··· AVAILABLE RECORDS ···

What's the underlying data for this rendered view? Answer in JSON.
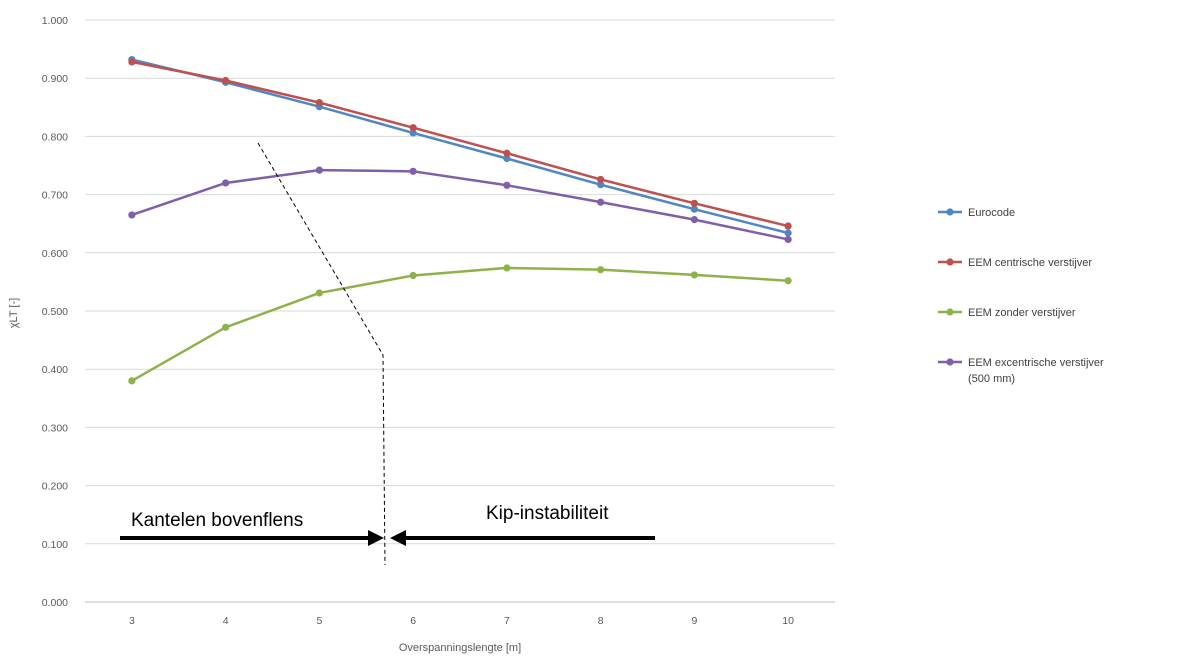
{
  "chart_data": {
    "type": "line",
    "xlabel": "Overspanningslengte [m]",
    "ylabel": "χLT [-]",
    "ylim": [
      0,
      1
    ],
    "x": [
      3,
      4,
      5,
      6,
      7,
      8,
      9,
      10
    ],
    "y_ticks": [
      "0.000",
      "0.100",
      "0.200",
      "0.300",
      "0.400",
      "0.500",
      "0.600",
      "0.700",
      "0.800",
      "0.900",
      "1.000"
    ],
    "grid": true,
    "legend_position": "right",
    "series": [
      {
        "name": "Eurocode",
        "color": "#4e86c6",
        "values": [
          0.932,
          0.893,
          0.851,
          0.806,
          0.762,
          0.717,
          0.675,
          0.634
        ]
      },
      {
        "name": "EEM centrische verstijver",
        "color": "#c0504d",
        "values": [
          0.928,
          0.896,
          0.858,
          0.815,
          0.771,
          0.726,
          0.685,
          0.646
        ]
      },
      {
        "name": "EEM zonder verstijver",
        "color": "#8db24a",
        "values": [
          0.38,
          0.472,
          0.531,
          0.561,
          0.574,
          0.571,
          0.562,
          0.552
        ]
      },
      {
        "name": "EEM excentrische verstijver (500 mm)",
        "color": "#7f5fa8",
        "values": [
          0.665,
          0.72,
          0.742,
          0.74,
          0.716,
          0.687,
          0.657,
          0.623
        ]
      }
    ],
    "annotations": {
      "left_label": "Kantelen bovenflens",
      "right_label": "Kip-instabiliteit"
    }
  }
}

···
··· AVAILABLE RECORDS ···

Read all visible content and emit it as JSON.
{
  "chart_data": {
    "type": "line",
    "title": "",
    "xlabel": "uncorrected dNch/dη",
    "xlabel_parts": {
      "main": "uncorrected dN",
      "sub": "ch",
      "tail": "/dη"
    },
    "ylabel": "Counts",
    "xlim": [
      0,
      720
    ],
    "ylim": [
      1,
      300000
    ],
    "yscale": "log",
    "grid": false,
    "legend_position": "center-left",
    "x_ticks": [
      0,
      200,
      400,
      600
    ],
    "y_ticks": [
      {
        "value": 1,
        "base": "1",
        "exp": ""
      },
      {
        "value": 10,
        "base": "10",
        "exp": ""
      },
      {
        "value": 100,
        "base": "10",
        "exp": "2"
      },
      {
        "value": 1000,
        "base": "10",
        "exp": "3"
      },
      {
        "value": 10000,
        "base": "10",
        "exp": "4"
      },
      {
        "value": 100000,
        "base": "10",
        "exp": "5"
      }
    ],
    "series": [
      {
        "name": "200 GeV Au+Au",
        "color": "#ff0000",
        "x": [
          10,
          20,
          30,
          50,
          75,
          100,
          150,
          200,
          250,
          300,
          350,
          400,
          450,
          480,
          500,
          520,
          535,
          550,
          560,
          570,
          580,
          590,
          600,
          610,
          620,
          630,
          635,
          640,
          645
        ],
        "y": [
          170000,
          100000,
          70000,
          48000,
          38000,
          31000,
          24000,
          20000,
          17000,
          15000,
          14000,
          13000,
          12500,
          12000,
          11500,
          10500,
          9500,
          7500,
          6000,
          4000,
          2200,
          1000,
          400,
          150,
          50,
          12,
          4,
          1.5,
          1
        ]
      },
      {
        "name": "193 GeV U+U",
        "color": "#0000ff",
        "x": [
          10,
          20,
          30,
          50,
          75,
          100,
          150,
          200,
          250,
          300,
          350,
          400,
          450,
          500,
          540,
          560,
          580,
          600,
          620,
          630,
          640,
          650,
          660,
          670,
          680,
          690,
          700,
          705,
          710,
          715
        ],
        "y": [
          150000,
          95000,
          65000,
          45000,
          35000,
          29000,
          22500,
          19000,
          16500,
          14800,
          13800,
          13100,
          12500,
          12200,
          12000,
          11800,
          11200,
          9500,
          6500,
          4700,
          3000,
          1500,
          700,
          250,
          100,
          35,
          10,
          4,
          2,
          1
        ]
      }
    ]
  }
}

···

**DIRECTIONS FOR THIS TASK**
Each line with the string "JSON" in it needs to be found and copied.

**RESPONSE TO THIS EXERCISE**
What's the underlying data for this rendered view? Answer in JSON.
Read all visible content and emit it as JSON.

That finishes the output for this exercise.